The input ->
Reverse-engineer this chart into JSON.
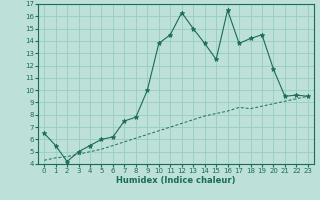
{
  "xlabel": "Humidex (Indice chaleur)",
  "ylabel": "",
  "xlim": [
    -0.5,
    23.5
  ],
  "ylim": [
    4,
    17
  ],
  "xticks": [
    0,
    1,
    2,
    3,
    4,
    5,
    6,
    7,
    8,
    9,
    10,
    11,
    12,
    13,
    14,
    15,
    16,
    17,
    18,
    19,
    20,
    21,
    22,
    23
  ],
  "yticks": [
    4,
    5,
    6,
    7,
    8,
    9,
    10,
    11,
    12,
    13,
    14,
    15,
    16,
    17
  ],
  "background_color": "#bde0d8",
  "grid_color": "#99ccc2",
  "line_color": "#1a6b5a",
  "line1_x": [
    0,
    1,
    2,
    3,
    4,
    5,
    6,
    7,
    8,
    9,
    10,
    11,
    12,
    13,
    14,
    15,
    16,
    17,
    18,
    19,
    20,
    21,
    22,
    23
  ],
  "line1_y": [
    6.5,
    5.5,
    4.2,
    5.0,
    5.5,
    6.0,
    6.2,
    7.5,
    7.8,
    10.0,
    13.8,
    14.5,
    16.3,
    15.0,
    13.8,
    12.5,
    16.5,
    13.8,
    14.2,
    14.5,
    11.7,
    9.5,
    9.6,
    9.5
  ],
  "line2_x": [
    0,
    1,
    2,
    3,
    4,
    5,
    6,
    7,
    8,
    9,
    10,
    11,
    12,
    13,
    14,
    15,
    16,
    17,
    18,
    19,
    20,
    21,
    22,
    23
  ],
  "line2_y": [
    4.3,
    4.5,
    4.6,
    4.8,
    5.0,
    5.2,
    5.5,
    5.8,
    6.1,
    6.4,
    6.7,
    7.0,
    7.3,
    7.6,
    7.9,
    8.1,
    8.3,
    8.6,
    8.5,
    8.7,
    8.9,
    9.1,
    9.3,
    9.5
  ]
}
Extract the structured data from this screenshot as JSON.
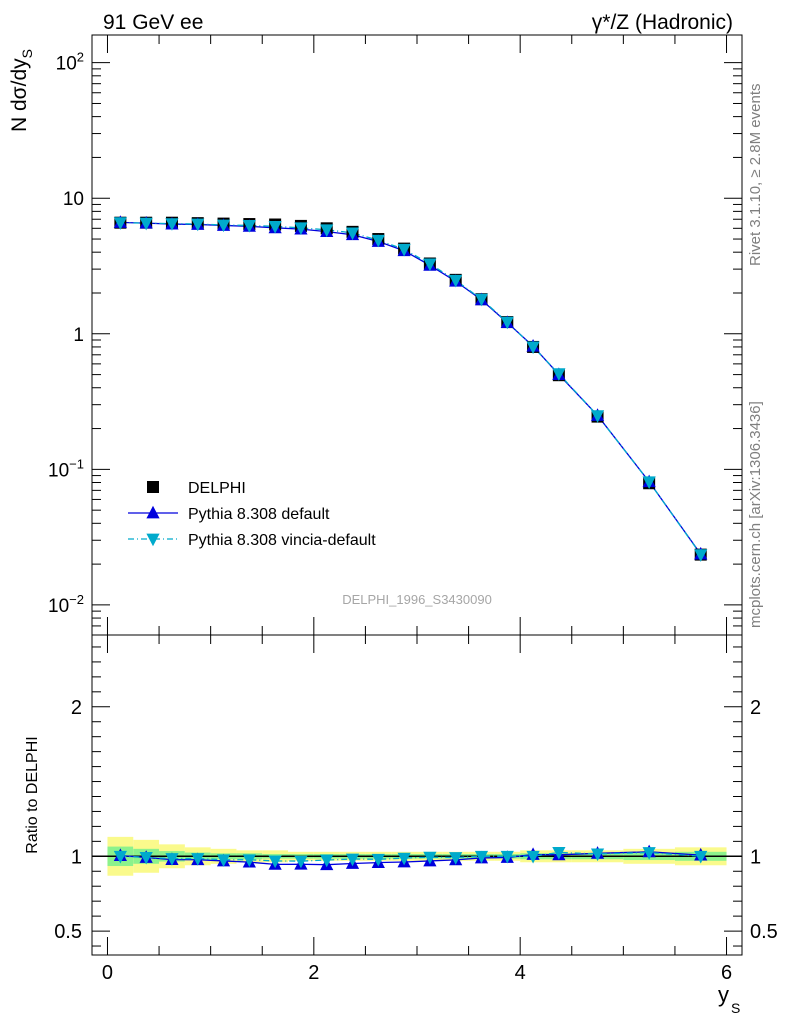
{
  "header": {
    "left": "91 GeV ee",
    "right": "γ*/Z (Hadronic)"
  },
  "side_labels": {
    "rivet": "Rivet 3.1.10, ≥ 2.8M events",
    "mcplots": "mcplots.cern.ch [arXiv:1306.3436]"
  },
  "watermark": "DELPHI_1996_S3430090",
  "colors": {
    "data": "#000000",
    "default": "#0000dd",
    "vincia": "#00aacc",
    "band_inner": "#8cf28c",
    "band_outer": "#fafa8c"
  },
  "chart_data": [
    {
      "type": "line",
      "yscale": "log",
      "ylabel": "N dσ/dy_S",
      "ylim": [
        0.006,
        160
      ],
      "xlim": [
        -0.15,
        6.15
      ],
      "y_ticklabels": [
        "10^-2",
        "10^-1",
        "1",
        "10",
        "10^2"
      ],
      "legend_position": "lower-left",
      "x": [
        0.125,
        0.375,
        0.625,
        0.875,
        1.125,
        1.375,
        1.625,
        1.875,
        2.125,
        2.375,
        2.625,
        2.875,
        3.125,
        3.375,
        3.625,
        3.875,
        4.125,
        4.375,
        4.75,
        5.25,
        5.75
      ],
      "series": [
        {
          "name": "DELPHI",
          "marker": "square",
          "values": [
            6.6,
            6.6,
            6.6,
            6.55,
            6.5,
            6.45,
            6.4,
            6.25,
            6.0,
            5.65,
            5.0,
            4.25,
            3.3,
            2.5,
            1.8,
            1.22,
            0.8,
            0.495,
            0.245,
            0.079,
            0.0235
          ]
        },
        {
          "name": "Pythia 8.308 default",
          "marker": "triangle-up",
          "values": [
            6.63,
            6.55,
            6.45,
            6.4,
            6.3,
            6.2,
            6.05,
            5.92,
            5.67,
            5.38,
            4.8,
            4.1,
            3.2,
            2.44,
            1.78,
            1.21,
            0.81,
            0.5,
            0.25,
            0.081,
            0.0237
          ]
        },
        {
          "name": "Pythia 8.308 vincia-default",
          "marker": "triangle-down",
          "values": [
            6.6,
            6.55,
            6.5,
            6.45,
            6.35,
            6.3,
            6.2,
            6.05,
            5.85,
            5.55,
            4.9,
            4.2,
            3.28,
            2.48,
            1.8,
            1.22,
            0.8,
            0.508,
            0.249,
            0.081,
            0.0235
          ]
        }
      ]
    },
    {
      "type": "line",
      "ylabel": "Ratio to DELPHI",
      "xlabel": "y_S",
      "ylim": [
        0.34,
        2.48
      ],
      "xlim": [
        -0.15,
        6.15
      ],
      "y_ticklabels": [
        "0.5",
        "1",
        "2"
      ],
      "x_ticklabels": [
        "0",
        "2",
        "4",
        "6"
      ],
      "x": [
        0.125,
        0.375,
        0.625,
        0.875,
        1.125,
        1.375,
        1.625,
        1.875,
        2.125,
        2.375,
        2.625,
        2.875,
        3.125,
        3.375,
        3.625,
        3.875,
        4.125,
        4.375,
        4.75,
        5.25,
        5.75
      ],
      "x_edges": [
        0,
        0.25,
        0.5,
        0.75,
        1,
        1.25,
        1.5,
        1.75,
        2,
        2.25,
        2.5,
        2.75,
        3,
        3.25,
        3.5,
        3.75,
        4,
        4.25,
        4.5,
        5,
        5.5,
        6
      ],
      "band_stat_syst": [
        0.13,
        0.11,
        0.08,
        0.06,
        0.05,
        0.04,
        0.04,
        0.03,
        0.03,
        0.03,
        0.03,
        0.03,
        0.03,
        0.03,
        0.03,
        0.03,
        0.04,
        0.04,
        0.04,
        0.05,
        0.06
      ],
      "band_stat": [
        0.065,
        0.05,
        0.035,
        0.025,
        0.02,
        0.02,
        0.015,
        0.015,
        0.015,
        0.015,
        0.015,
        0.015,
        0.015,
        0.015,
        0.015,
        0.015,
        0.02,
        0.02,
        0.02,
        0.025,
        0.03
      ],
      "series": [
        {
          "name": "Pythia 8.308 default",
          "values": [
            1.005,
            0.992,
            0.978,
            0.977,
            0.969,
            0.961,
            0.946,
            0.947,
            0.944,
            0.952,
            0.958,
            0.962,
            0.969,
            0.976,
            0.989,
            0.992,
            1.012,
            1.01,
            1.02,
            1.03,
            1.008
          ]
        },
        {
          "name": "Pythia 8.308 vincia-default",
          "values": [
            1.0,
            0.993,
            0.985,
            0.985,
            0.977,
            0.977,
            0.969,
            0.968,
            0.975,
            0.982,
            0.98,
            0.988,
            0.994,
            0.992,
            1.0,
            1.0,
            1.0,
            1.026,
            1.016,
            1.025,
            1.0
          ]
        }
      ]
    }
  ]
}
==
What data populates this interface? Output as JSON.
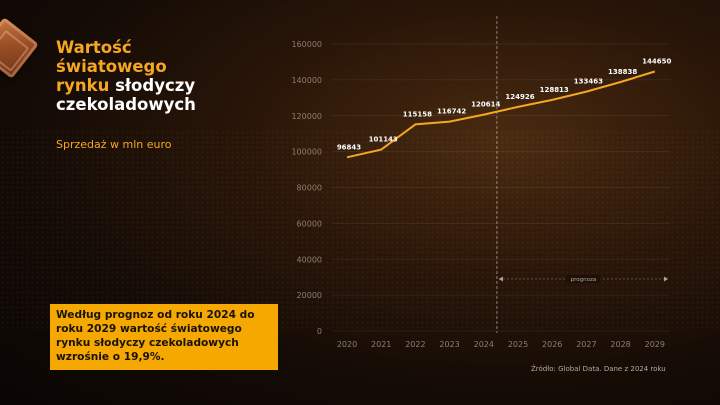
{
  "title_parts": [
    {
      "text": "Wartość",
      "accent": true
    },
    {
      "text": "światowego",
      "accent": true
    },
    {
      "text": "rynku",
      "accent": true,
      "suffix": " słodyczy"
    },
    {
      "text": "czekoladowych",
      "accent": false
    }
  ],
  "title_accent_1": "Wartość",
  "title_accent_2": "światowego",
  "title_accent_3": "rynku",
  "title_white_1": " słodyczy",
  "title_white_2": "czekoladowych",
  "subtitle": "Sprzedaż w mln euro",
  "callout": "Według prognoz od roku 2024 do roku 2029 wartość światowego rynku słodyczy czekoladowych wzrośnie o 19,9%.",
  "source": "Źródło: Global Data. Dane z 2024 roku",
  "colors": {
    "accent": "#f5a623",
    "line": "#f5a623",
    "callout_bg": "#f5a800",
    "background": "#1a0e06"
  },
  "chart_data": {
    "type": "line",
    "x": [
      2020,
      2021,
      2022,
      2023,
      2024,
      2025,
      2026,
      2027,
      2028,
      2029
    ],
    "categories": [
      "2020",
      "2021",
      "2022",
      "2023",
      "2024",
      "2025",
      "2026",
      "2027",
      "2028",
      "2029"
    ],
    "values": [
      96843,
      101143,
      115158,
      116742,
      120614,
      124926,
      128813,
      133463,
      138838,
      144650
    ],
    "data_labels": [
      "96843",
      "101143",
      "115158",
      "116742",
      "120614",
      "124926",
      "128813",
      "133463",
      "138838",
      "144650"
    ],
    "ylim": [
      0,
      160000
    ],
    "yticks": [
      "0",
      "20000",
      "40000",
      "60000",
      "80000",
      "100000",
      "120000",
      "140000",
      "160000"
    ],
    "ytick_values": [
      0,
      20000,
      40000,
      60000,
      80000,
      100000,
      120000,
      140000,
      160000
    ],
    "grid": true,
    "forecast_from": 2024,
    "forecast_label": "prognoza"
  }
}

Exercise objective -> Which lines hold the word "czekoladowych"? Show each one.

Exercise output ->
      "text": "czekoladowych",
  "title_white_2": "czekoladowych",
  "callout": "Według prognoz od roku 2024 do roku 2029 wartość światowego rynku słodyczy czekoladowych wzrośnie o 19,9%.",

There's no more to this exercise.